INSTRUCTION | Find all lines in the records that include the word "temp", and copy them out.

STORED RECORDS |
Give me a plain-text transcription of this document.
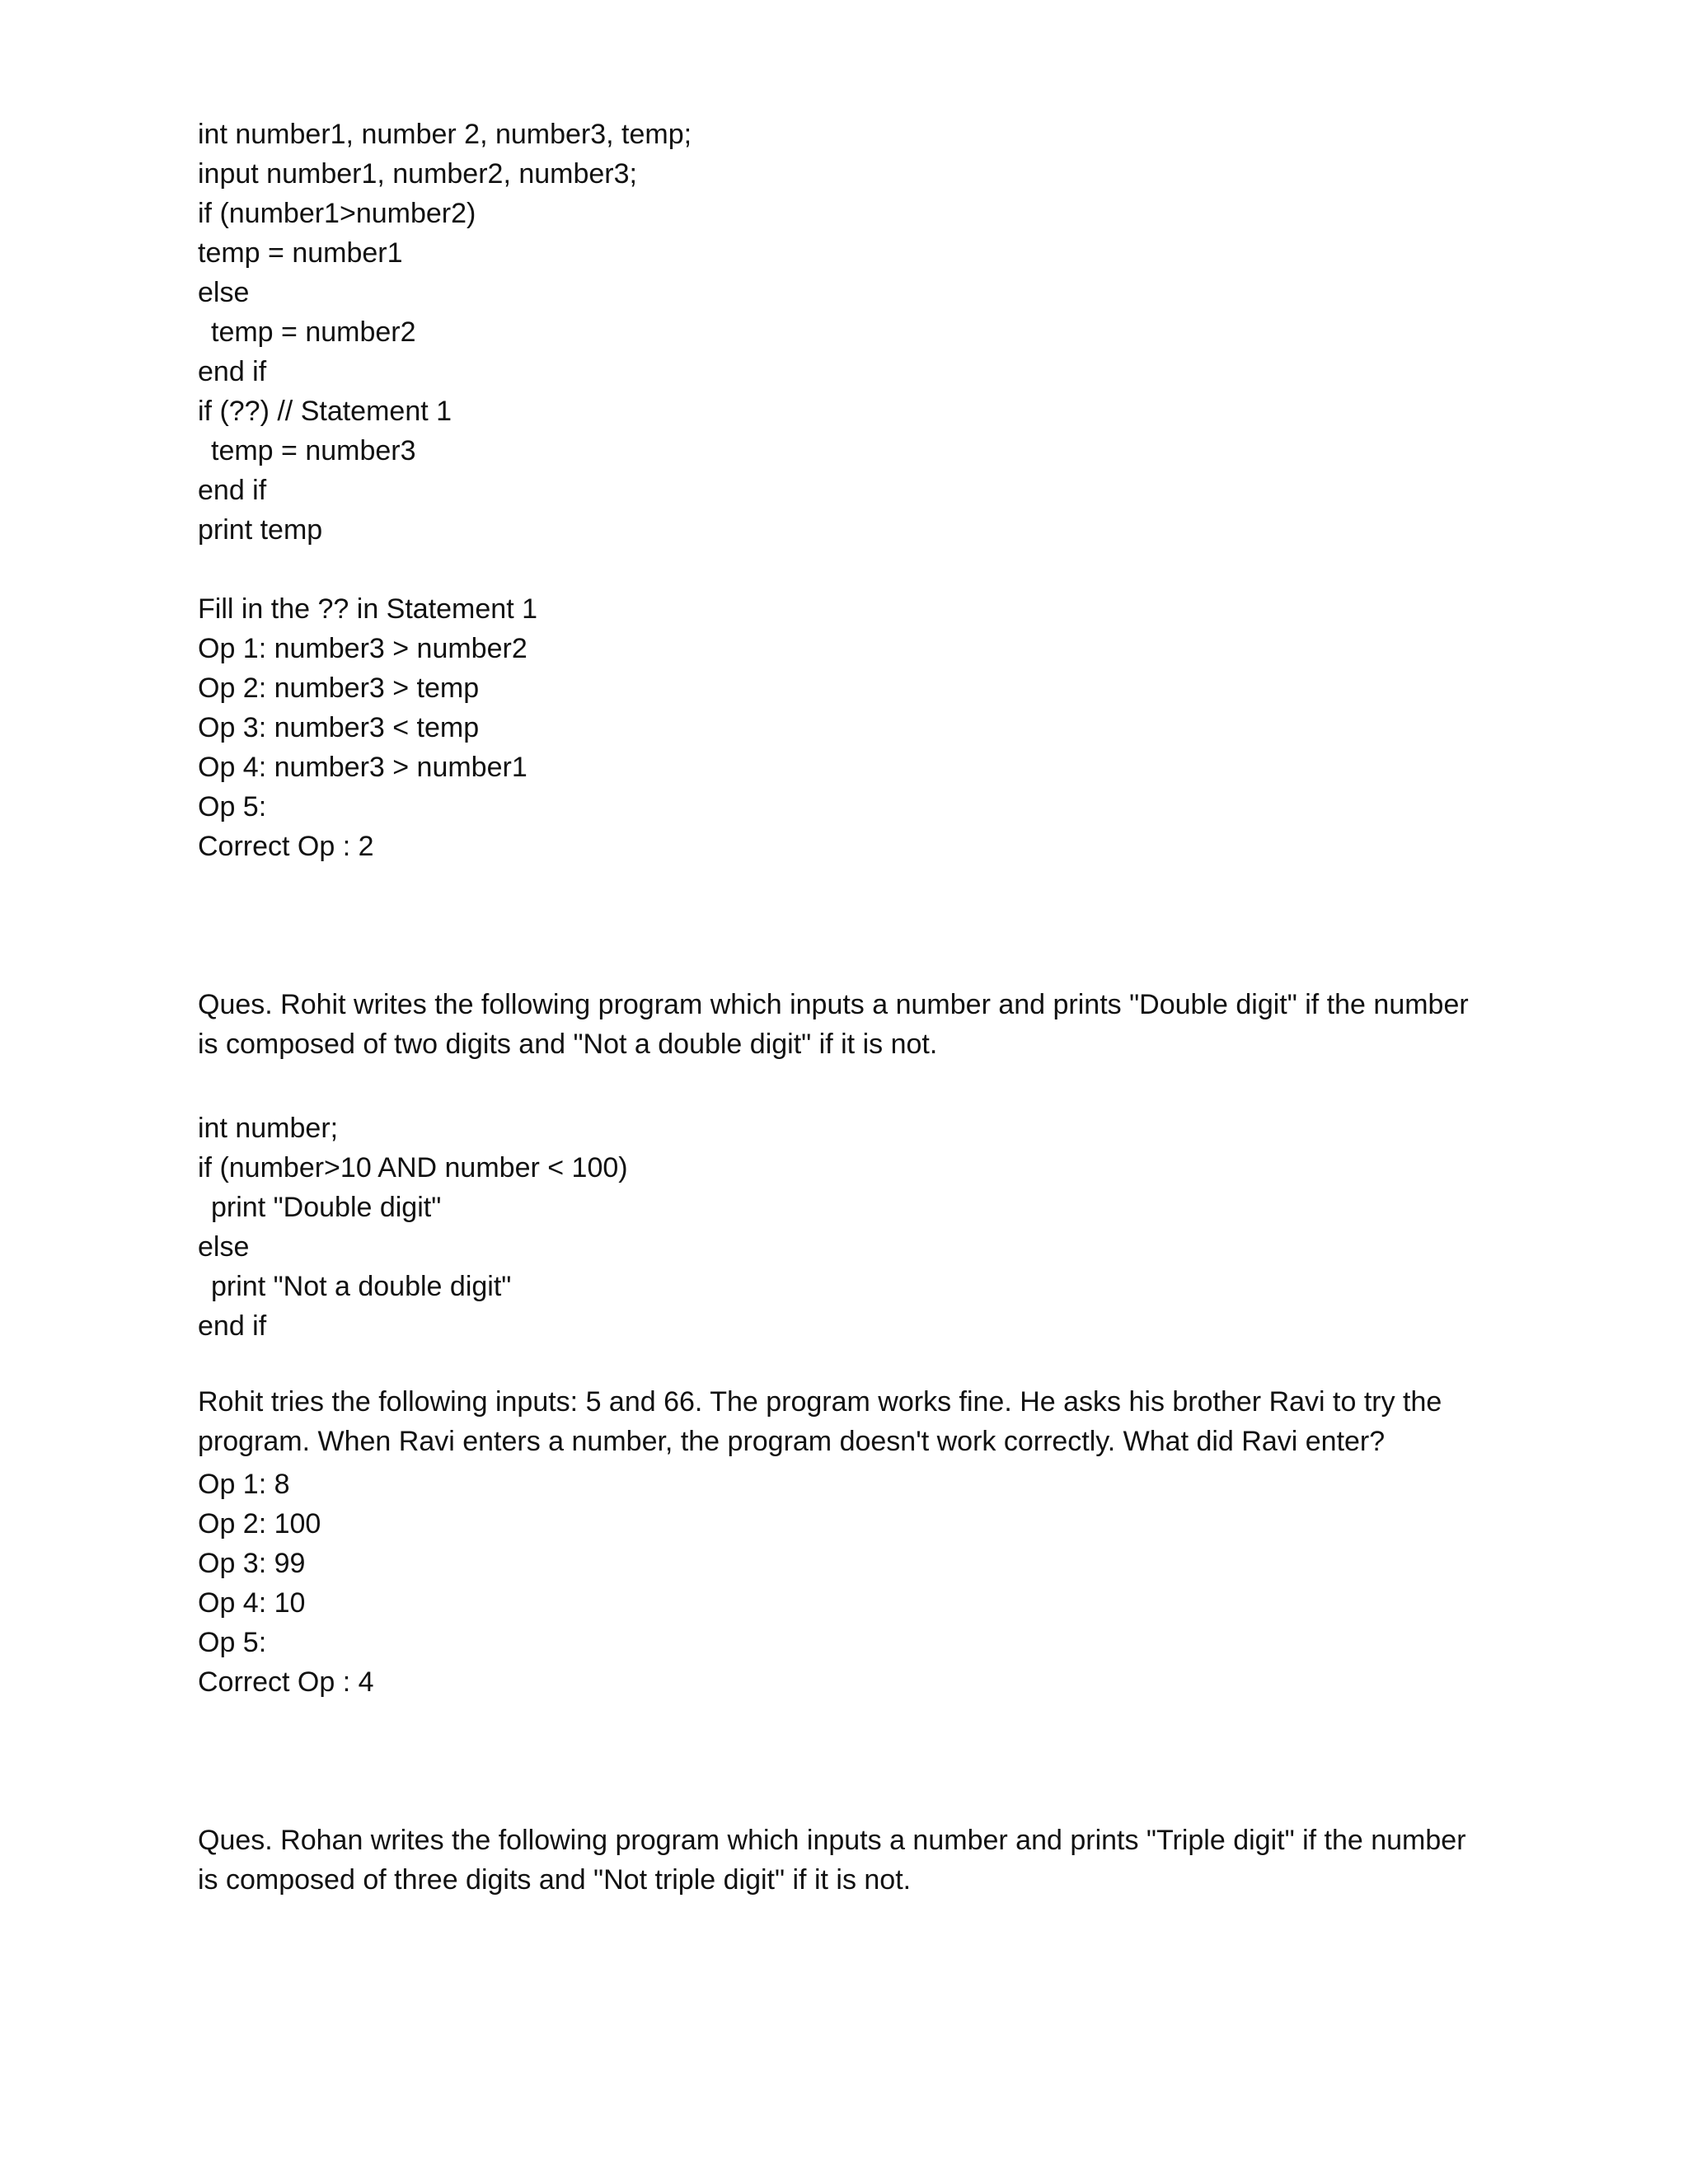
int number1, number 2, number3, temp;
input number1, number2, number3;
if (number1>number2)
temp = number1
else
temp = number2
end if
if (??) // Statement 1
temp = number3
end if
print temp
Fill in the ?? in Statement 1
Op 1: number3 > number2
Op 2: number3 > temp
Op 3: number3 < temp
Op 4: number3 > number1
Op 5:
Correct Op : 2
Ques. Rohit writes the following program which inputs a number and prints "Double digit" if the number is composed of two digits and "Not a double digit" if it is not.
int number;
if (number>10 AND number < 100)
print "Double digit"
else
print "Not a double digit"
end if
Rohit tries the following inputs: 5 and 66. The program works fine. He asks his brother Ravi to try the program. When Ravi enters a number, the program doesn't work correctly. What did Ravi enter?
Op 1: 8
Op 2: 100
Op 3: 99
Op 4: 10
Op 5:
Correct Op : 4
Ques. Rohan writes the following program which inputs a number and prints "Triple digit" if the number is composed of three digits and "Not triple digit" if it is not.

SOLUTION |
int number1, number 2, number3, temp;
temp = number1
temp = number2
temp = number3
print temp
Op 2: number3 > temp
Op 3: number3 < temp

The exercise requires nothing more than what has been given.